Required task.
Pick out each line with the word "Montažni" from the material that follows.

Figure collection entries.
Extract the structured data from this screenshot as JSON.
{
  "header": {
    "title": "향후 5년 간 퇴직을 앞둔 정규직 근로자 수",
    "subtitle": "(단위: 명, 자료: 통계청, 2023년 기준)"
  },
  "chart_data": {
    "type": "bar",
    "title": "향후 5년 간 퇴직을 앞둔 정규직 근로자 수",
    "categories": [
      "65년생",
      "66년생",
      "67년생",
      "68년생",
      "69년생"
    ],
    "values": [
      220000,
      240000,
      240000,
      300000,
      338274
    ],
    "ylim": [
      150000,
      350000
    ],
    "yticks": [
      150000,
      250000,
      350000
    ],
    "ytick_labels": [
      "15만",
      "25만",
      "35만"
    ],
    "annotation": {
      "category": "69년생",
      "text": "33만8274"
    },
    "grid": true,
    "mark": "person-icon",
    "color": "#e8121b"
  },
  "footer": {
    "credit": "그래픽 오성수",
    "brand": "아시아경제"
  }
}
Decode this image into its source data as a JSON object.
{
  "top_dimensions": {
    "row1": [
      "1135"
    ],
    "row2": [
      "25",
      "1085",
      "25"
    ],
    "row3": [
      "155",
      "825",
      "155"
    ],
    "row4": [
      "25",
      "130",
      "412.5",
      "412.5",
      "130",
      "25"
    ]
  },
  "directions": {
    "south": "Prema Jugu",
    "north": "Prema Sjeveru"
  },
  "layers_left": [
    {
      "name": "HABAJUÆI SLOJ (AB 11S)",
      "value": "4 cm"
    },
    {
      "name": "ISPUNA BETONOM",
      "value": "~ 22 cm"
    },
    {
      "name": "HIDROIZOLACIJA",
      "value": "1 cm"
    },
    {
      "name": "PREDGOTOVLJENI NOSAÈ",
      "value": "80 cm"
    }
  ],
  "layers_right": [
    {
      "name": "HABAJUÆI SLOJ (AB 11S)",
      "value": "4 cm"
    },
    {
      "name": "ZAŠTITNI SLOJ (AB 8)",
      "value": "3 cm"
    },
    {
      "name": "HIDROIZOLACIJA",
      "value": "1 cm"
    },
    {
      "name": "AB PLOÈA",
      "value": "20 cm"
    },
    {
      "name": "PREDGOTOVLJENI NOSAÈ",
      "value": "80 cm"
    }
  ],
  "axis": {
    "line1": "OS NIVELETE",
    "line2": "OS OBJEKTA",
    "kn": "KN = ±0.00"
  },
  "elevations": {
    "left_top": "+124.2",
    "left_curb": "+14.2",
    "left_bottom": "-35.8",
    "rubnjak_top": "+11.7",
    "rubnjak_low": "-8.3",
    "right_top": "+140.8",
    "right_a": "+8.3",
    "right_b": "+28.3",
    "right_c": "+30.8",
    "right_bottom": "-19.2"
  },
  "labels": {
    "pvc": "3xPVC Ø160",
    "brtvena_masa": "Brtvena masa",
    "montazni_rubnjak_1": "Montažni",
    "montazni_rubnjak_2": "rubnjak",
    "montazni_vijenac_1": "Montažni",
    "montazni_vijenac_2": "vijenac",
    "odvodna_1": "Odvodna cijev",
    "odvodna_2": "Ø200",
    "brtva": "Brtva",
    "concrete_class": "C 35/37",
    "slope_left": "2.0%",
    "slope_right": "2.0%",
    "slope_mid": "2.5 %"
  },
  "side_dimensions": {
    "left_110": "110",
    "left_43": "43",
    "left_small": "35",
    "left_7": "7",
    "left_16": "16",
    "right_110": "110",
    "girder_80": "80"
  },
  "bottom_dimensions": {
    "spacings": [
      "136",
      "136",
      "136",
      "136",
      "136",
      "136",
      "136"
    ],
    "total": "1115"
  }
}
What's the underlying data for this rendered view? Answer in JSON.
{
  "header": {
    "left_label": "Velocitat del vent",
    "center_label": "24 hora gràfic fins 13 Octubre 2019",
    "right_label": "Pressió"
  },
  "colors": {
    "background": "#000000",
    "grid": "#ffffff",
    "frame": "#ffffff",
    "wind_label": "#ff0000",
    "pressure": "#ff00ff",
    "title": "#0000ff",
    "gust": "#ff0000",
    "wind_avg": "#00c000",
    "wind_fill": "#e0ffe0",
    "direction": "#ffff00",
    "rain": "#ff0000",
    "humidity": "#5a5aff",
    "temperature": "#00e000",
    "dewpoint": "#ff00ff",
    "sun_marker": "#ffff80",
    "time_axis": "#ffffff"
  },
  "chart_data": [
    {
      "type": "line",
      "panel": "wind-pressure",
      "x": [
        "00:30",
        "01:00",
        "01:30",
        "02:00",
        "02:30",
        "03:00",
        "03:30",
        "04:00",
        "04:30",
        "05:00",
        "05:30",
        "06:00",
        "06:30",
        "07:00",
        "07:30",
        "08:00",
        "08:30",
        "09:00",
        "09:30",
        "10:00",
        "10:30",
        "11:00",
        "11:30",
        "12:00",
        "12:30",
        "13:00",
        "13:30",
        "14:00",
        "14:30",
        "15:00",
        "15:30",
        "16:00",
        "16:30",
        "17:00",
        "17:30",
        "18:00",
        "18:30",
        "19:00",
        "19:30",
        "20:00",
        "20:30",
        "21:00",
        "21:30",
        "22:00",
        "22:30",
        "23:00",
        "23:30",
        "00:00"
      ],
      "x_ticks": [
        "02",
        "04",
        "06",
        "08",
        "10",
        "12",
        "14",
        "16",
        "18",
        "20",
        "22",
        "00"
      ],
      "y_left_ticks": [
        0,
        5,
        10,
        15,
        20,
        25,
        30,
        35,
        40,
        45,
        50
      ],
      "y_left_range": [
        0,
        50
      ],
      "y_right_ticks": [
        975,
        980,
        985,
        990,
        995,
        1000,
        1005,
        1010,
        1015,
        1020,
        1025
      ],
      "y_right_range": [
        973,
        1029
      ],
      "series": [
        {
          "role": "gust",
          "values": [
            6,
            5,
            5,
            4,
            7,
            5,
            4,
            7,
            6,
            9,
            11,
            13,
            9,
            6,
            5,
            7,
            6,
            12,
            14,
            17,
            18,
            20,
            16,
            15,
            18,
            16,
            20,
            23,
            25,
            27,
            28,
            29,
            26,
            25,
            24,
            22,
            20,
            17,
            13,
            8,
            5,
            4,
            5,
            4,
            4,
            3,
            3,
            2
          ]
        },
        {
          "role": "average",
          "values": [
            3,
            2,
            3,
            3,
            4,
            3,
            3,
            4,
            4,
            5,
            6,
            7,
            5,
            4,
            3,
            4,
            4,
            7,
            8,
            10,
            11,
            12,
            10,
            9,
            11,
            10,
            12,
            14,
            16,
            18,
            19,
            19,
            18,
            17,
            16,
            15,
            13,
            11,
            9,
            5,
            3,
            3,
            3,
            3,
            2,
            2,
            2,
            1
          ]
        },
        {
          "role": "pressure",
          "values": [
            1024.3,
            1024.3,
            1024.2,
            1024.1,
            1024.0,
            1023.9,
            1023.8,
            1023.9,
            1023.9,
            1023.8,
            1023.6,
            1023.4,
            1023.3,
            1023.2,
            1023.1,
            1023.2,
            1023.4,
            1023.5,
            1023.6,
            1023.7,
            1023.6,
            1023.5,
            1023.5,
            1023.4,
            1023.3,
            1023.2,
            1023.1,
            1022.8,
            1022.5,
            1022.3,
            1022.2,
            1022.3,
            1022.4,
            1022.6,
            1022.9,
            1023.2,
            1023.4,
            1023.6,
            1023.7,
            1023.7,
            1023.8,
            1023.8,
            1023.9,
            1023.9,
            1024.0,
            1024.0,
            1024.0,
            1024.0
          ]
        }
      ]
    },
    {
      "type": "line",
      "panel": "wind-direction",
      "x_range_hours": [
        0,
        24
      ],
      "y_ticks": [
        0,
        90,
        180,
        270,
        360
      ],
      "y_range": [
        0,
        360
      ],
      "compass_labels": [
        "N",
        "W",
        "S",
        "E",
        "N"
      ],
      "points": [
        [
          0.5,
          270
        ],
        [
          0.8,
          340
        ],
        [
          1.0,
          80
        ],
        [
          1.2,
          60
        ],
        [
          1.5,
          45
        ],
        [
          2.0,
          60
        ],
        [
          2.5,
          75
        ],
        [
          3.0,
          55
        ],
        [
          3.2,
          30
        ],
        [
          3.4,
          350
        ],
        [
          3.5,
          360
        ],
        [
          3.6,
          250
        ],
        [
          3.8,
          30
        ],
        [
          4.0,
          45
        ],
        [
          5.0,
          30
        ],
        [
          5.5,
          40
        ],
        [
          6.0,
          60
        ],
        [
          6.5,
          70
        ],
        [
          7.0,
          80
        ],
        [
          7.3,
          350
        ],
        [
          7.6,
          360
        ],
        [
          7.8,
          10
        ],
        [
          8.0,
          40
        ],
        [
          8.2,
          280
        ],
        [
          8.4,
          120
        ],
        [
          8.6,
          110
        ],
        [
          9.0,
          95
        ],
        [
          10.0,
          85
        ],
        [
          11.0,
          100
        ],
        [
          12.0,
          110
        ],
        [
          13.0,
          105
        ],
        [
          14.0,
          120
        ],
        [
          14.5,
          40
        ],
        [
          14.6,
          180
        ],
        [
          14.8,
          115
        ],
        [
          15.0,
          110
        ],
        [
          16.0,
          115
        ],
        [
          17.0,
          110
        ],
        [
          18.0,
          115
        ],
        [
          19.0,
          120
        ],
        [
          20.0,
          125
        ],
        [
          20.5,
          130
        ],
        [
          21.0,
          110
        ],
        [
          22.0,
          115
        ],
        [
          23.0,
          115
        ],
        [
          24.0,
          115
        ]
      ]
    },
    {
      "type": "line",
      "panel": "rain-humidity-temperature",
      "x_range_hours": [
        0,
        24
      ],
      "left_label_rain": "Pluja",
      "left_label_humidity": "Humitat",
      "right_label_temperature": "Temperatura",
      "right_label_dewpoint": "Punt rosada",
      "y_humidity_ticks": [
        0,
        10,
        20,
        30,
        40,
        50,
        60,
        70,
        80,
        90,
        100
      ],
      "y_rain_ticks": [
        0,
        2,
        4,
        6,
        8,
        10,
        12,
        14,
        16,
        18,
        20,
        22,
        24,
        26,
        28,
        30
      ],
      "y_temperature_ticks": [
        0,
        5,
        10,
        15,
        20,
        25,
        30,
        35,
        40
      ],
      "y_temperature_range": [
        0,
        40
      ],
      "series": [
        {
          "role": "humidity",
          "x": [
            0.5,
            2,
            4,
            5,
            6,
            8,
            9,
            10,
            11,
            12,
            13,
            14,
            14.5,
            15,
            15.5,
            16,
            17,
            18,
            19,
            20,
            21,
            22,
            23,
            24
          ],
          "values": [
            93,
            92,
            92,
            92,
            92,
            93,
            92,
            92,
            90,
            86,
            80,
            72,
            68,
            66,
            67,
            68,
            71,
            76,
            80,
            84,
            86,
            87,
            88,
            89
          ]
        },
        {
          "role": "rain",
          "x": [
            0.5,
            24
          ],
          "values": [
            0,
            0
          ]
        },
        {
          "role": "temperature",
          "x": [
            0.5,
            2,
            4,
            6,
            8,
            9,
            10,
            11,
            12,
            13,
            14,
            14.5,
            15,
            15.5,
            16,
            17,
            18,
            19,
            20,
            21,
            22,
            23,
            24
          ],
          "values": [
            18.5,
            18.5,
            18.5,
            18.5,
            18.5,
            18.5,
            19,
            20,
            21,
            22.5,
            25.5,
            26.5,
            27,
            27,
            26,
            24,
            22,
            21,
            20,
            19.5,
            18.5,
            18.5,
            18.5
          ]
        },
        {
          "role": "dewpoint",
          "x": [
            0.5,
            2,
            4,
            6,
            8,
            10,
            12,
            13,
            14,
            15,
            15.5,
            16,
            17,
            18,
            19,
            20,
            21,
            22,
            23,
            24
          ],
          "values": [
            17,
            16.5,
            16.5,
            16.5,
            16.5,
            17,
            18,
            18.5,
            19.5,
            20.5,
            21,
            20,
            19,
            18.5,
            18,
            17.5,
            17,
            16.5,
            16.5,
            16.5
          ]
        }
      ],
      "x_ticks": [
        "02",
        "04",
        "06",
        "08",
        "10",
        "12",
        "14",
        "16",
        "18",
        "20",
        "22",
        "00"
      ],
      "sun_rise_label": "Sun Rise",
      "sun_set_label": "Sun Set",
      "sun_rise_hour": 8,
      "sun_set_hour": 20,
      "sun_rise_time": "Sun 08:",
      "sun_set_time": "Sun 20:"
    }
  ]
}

Task response.
    "montazni_rubnjak_1": "Montažni",
    "montazni_vijenac_1": "Montažni",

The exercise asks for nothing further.